Task prompt => Copy the lines from the one with "x-tick-label: 10 bbox=[496, 628, 512, 644]" through the one with "annotation: 2.359 bbox=[130, 228, 166, 244]", both included, without changing anything.

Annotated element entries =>
──────────
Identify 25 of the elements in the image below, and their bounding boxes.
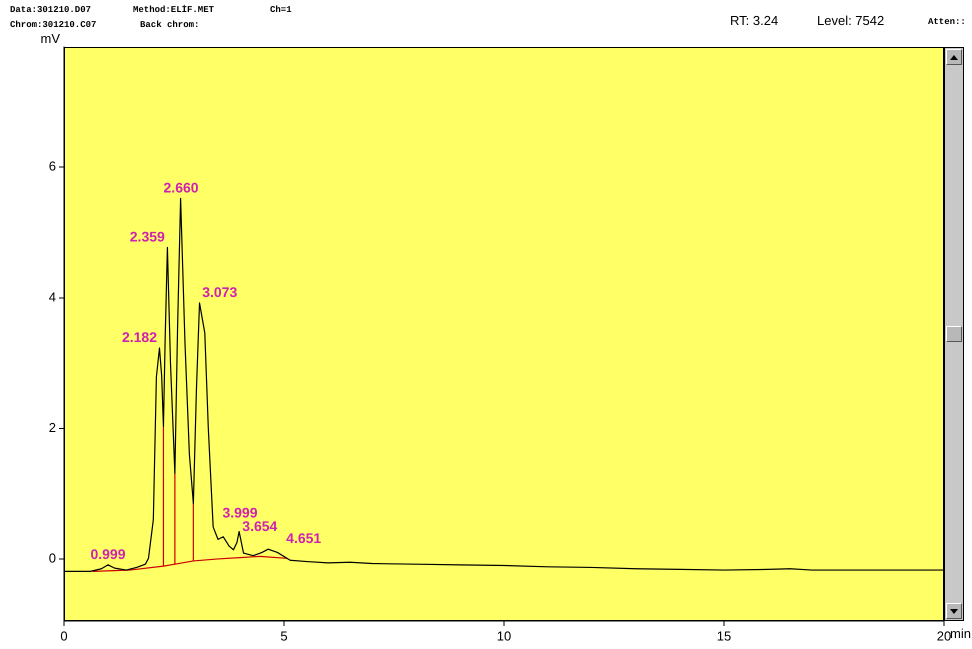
x-tick-label: 10 bbox=[496, 628, 512, 644]
annotation: 2.182 bbox=[122, 329, 158, 346]
annotation: 3.073 bbox=[202, 284, 238, 300]
annotation: 0.999 bbox=[90, 546, 126, 562]
y-tick-label: 4 bbox=[48, 289, 56, 304]
text: Data:301210.D07 bbox=[10, 5, 92, 15]
y-tick-label: 0 bbox=[48, 550, 56, 566]
text: Chrom:301210.C07 bbox=[10, 20, 96, 30]
text: RT: 3.24 bbox=[730, 13, 778, 28]
text: Ch=1 bbox=[270, 5, 292, 15]
annotation: 4.651 bbox=[286, 530, 322, 546]
x-tick-label: 5 bbox=[280, 628, 288, 644]
text: Method:ELİF.MET bbox=[133, 5, 214, 15]
text: Back chrom: bbox=[140, 20, 200, 30]
x-axis-title: min bbox=[950, 626, 971, 642]
y-axis-title: mV bbox=[40, 31, 60, 46]
annotation: 2.660 bbox=[164, 180, 199, 196]
x-tick-label: 20 bbox=[936, 628, 952, 644]
y-tick-label: 2 bbox=[48, 420, 56, 435]
text: Atten:: bbox=[928, 17, 966, 27]
x-tick-label: 0 bbox=[60, 628, 68, 644]
y-tick-label: 6 bbox=[48, 158, 56, 174]
text: Level: 7542 bbox=[817, 13, 884, 28]
x-tick-label: 15 bbox=[716, 628, 732, 644]
annotation: 2.359 bbox=[130, 228, 166, 244]
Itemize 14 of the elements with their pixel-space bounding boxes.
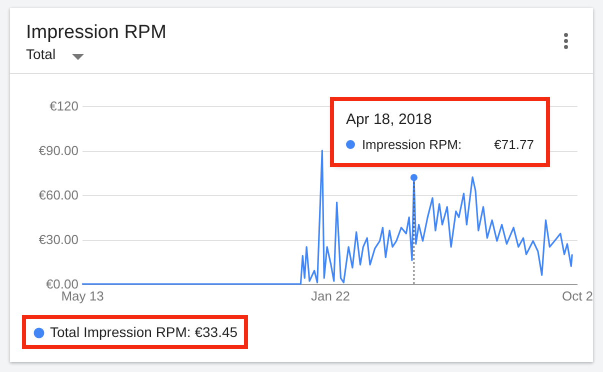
- y-tick-label: €0.00: [46, 276, 78, 292]
- annotation: Apr 18, 2018: [346, 110, 432, 128]
- y-tick-label: €120: [50, 98, 78, 114]
- x-tick-label: May 13: [61, 288, 104, 304]
- chart-subtitle: Total: [26, 46, 56, 62]
- legend-label: Total Impression RPM: €33.45: [50, 324, 238, 340]
- x-tick-label: Oct 2: [562, 288, 594, 304]
- annotation: €71.77: [494, 136, 534, 152]
- x-tick-label: Jan 22: [310, 288, 350, 304]
- annotation: Impression RPM:: [362, 136, 462, 152]
- y-tick-label: €90.00: [38, 143, 78, 158]
- chart-title: Impression RPM: [26, 22, 166, 44]
- y-tick-label: €60.00: [38, 188, 78, 202]
- y-tick-label: €30.00: [38, 232, 78, 247]
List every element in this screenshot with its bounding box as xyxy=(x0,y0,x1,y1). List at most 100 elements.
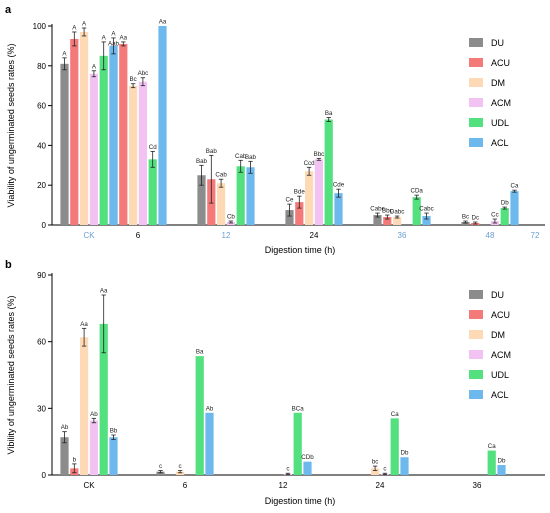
significance-label: BCa xyxy=(292,405,305,412)
significance-label: Bab xyxy=(196,158,208,165)
significance-label: Ca xyxy=(511,183,519,190)
legend-label-du: DU xyxy=(491,290,504,300)
y-tick-label: 60 xyxy=(37,338,46,347)
bar-dm xyxy=(80,337,89,475)
bar-acl xyxy=(109,437,118,475)
significance-label: Ab xyxy=(206,405,214,412)
x-tick-label: 12 xyxy=(279,481,288,490)
significance-label: Ce xyxy=(286,197,294,204)
bar-dm xyxy=(217,183,226,225)
significance-label: Bb xyxy=(110,428,118,435)
legend-swatch-acm xyxy=(469,98,483,107)
bar-udl xyxy=(293,412,302,475)
significance-label: c xyxy=(179,463,182,470)
significance-label: Bc xyxy=(129,76,136,83)
legend-label-acm: ACM xyxy=(491,98,511,108)
bar-acu xyxy=(383,217,392,225)
significance-label: Cde xyxy=(333,182,345,189)
y-tick-label: 80 xyxy=(37,62,46,71)
x-tick-label: CK xyxy=(83,481,95,490)
bar-udl xyxy=(99,55,108,225)
bar-acl xyxy=(497,465,506,475)
x-tick-label: 48 xyxy=(486,231,495,240)
bar-acm xyxy=(138,81,147,225)
x-tick-label: 6 xyxy=(183,481,188,490)
legend-label-acm: ACM xyxy=(491,350,511,360)
y-axis-title: Vibility of ungerminated seeds rates (%) xyxy=(6,296,16,455)
significance-label: A xyxy=(111,30,116,37)
x-tick-label: 36 xyxy=(398,231,407,240)
panel-label: b xyxy=(5,259,12,271)
bar-du xyxy=(60,63,69,226)
x-tick-label: CK xyxy=(83,231,95,240)
bar-dm xyxy=(371,468,380,475)
significance-label: Db xyxy=(501,200,509,207)
bar-acl xyxy=(510,191,519,225)
bar-dm xyxy=(129,85,138,225)
significance-label: Ba xyxy=(325,110,333,117)
bar-udl xyxy=(236,166,245,225)
x-axis-title: Digestion time (h) xyxy=(265,245,336,255)
significance-label: A xyxy=(62,50,67,57)
legend-swatch-acl xyxy=(469,390,483,399)
bar-dm xyxy=(305,171,314,225)
significance-label: Ba xyxy=(196,349,204,356)
bar-du xyxy=(197,175,206,225)
x-tick-label: 6 xyxy=(136,231,141,240)
bar-udl xyxy=(412,197,421,225)
significance-label: Cc xyxy=(491,212,499,219)
legend-label-acl: ACL xyxy=(491,390,509,400)
legend-swatch-udl xyxy=(469,118,483,127)
bar-acu xyxy=(70,38,79,226)
significance-label: A xyxy=(82,20,87,27)
legend-label-udl: UDL xyxy=(491,370,509,380)
x-tick-label: 24 xyxy=(376,481,385,490)
significance-label: Aa xyxy=(100,288,108,295)
significance-label: Dc xyxy=(472,215,480,222)
legend-swatch-dm xyxy=(469,330,483,339)
bar-acm xyxy=(89,420,98,475)
y-tick-label: 20 xyxy=(37,181,46,190)
legend-label-du: DU xyxy=(491,38,504,48)
y-tick-label: 60 xyxy=(37,102,46,111)
significance-label: c xyxy=(159,463,162,470)
bar-acu xyxy=(295,202,304,225)
x-axis-title: Digestion time (h) xyxy=(265,496,336,506)
y-tick-label: 100 xyxy=(33,22,47,31)
significance-label: Dabc xyxy=(390,209,404,216)
significance-label: Bab xyxy=(206,148,218,155)
x-tick-label: 24 xyxy=(310,231,319,240)
legend-swatch-du xyxy=(469,38,483,47)
significance-label: Ab xyxy=(90,411,98,418)
significance-label: Ab xyxy=(61,424,69,431)
significance-label: Bbc xyxy=(382,208,393,215)
significance-label: Bbc xyxy=(314,151,325,158)
bar-acl xyxy=(158,26,167,225)
bar-udl xyxy=(487,450,496,475)
bar-udl xyxy=(324,119,333,225)
bar-du xyxy=(373,215,382,225)
bar-udl xyxy=(390,418,399,475)
significance-label: Bab xyxy=(245,154,257,161)
y-tick-label: 40 xyxy=(37,141,46,150)
y-tick-label: 90 xyxy=(37,271,46,280)
legend-swatch-acu xyxy=(469,310,483,319)
bar-dm xyxy=(393,217,402,225)
bar-acl xyxy=(303,461,312,475)
significance-label: Cd xyxy=(149,144,157,151)
y-tick-label: 30 xyxy=(37,404,46,413)
bar-du xyxy=(60,437,69,475)
x-tick-label: 36 xyxy=(473,481,482,490)
significance-label: b xyxy=(73,456,77,463)
significance-label: CDa xyxy=(411,188,424,195)
significance-label: bc xyxy=(372,459,379,466)
significance-label: CDb xyxy=(301,454,314,461)
legend-swatch-dm xyxy=(469,78,483,87)
legend-swatch-acl xyxy=(469,138,483,147)
significance-label: Ca xyxy=(488,443,496,450)
y-tick-label: 0 xyxy=(42,221,47,230)
significance-label: Ca xyxy=(391,411,399,418)
legend-label-acl: ACL xyxy=(491,138,509,148)
bar-du xyxy=(461,222,470,225)
bar-acl xyxy=(246,167,255,225)
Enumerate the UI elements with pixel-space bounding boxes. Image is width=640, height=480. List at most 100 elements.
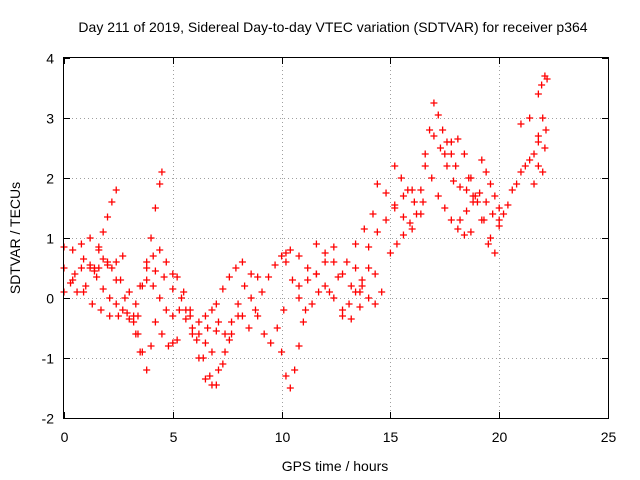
data-point	[195, 354, 203, 362]
data-point	[482, 198, 490, 206]
data-point	[151, 204, 159, 212]
y-tick-label: -2	[42, 411, 55, 427]
data-point	[371, 270, 379, 278]
data-point	[486, 234, 494, 242]
data-point	[77, 264, 85, 272]
data-point	[454, 135, 462, 143]
x-axis-label: GPS time / hours	[282, 458, 389, 474]
data-point	[156, 180, 164, 188]
data-point	[160, 273, 168, 281]
data-point	[430, 132, 438, 140]
data-point	[178, 294, 186, 302]
data-point	[542, 126, 550, 134]
data-point	[225, 273, 233, 281]
data-point	[195, 318, 203, 326]
data-point	[271, 261, 279, 269]
data-point	[114, 312, 122, 320]
data-point	[212, 327, 220, 335]
data-point	[315, 288, 323, 296]
data-point	[347, 315, 355, 323]
data-point	[345, 300, 353, 308]
series-arc-30	[417, 99, 460, 194]
data-point	[134, 312, 142, 320]
data-point	[212, 300, 220, 308]
x-tick-label: 20	[492, 429, 508, 445]
data-point	[295, 282, 303, 290]
data-point	[169, 285, 177, 293]
data-point	[419, 198, 427, 206]
data-point	[465, 174, 473, 182]
data-point	[158, 168, 166, 176]
x-tick-label: 15	[383, 429, 399, 445]
data-point	[97, 306, 105, 314]
data-point	[330, 243, 338, 251]
data-point	[382, 216, 390, 224]
data-point	[232, 264, 240, 272]
data-point	[478, 156, 486, 164]
data-point	[417, 186, 425, 194]
data-point	[500, 210, 508, 218]
data-point	[291, 366, 299, 374]
series-arc-10	[143, 276, 216, 356]
data-point	[93, 273, 101, 281]
data-point	[241, 282, 249, 290]
data-point	[534, 162, 542, 170]
series-arc-24	[339, 264, 379, 320]
data-point	[238, 258, 246, 266]
data-point	[378, 288, 386, 296]
y-tick-label: 2	[46, 171, 54, 187]
data-point	[312, 270, 320, 278]
data-point	[369, 210, 377, 218]
data-point	[104, 213, 112, 221]
data-point	[156, 246, 164, 254]
data-point	[439, 126, 447, 134]
data-point	[347, 282, 355, 290]
data-point	[201, 375, 209, 383]
data-point	[286, 384, 294, 392]
data-point	[495, 222, 503, 230]
data-point	[106, 312, 114, 320]
series-arc-21	[295, 270, 364, 323]
data-point	[123, 309, 131, 317]
data-point	[132, 330, 140, 338]
data-point	[143, 366, 151, 374]
data-point	[225, 336, 233, 344]
data-point	[517, 168, 525, 176]
data-point	[149, 252, 157, 260]
data-point	[454, 225, 462, 233]
data-point	[130, 318, 138, 326]
data-point	[508, 186, 516, 194]
data-point	[295, 294, 303, 302]
data-point	[489, 210, 497, 218]
data-point	[99, 285, 107, 293]
data-point	[282, 372, 290, 380]
data-point	[539, 168, 547, 176]
data-point	[247, 270, 255, 278]
data-point	[358, 282, 366, 290]
data-point	[434, 192, 442, 200]
series-arc-18	[278, 318, 307, 392]
data-point	[175, 306, 183, 314]
x-tick-label: 10	[275, 429, 291, 445]
data-point	[204, 324, 212, 332]
data-point	[143, 264, 151, 272]
data-point	[254, 312, 262, 320]
data-point	[71, 270, 79, 278]
series-arc-14	[201, 270, 262, 338]
data-point	[169, 312, 177, 320]
data-point	[282, 258, 290, 266]
data-point	[421, 162, 429, 170]
series-arc-3	[60, 252, 127, 296]
data-point	[182, 306, 190, 314]
data-point	[221, 330, 229, 338]
data-point	[125, 288, 133, 296]
data-point	[295, 252, 303, 260]
data-point	[467, 228, 475, 236]
data-point	[410, 198, 418, 206]
data-point	[119, 306, 127, 314]
plot-frame	[63, 57, 609, 419]
data-point	[288, 276, 296, 284]
axes: 0 5 10 15 20 25 -2 -1 0 1 2 3 4	[42, 51, 617, 446]
data-point	[136, 282, 144, 290]
data-point	[104, 261, 112, 269]
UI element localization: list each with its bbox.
──────────
Correct output =>
x-tick-label: 10 bbox=[496, 628, 512, 644]
annotation: 2.182 bbox=[122, 329, 158, 346]
annotation: 3.073 bbox=[202, 284, 238, 300]
annotation: 0.999 bbox=[90, 546, 126, 562]
y-tick-label: 4 bbox=[48, 289, 56, 304]
text: Data:301210.D07 bbox=[10, 5, 92, 15]
y-tick-label: 0 bbox=[48, 550, 56, 566]
text: Chrom:301210.C07 bbox=[10, 20, 96, 30]
text: RT: 3.24 bbox=[730, 13, 778, 28]
text: Ch=1 bbox=[270, 5, 292, 15]
annotation: 4.651 bbox=[286, 530, 322, 546]
x-tick-label: 5 bbox=[280, 628, 288, 644]
text: Method:ELİF.MET bbox=[133, 5, 214, 15]
text: Back chrom: bbox=[140, 20, 200, 30]
x-axis-title: min bbox=[950, 626, 971, 642]
y-axis-title: mV bbox=[40, 31, 60, 46]
annotation: 2.660 bbox=[164, 180, 199, 196]
x-tick-label: 20 bbox=[936, 628, 952, 644]
y-tick-label: 2 bbox=[48, 420, 56, 435]
text: Atten:: bbox=[928, 17, 966, 27]
x-tick-label: 0 bbox=[60, 628, 68, 644]
y-tick-label: 6 bbox=[48, 158, 56, 174]
text: Level: 7542 bbox=[817, 13, 884, 28]
x-tick-label: 15 bbox=[716, 628, 732, 644]
annotation: 2.359 bbox=[130, 228, 166, 244]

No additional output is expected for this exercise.